WHAT THE TASK ASKS:
Output each line of the material exactly as it stands.

STORED ROWS:
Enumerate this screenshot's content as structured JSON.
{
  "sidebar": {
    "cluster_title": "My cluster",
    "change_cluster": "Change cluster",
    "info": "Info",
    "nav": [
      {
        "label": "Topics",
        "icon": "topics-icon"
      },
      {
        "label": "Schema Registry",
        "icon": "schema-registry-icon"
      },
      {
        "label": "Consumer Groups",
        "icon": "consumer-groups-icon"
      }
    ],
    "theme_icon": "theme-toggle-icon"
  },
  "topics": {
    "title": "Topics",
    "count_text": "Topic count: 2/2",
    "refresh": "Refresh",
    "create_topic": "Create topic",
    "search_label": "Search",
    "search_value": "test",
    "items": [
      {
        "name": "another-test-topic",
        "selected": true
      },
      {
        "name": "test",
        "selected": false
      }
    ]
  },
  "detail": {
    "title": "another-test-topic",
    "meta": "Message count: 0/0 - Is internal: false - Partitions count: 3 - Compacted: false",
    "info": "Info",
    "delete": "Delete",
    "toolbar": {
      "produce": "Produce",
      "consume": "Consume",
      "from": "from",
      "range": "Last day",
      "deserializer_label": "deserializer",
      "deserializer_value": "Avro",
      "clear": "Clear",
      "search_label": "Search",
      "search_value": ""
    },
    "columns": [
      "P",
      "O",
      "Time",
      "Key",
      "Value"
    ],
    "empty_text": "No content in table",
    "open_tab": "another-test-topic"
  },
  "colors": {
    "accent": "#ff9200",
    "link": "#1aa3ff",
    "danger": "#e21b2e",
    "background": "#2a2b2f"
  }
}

EXERCISE RESULT:
Enumerate this screenshot's content as structured JSON.
{
  "sidebar": {
    "cluster_title": "My cluster",
    "change_cluster": "Change cluster",
    "info": "Info",
    "nav": [
      {
        "label": "Topics",
        "icon": "topics-icon"
      },
      {
        "label": "Schema Registry",
        "icon": "schema-registry-icon"
      },
      {
        "label": "Consumer Groups",
        "icon": "consumer-groups-icon"
      }
    ],
    "theme_icon": "theme-toggle-icon"
  },
  "topics": {
    "title": "Topics",
    "count_text": "Topic count: 2/2",
    "refresh": "Refresh",
    "create_topic": "Create topic",
    "search_label": "Search",
    "search_value": "test",
    "items": [
      {
        "name": "another-test-topic",
        "selected": true
      },
      {
        "name": "test",
        "selected": false
      }
    ]
  },
  "detail": {
    "title": "another-test-topic",
    "meta": "Message count: 0/0 - Is internal: false - Partitions count: 3 - Compacted: false",
    "info": "Info",
    "delete": "Delete",
    "toolbar": {
      "produce": "Produce",
      "consume": "Consume",
      "from": "from",
      "range": "Last day",
      "deserializer_label": "deserializer",
      "deserializer_value": "Avro",
      "clear": "Clear",
      "search_label": "Search",
      "search_value": ""
    },
    "columns": [
      "P",
      "O",
      "Time",
      "Key",
      "Value"
    ],
    "empty_text": "No content in table",
    "open_tab": "another-test-topic"
  },
  "colors": {
    "accent": "#ff9200",
    "link": "#1aa3ff",
    "danger": "#e21b2e",
    "background": "#2a2b2f"
  }
}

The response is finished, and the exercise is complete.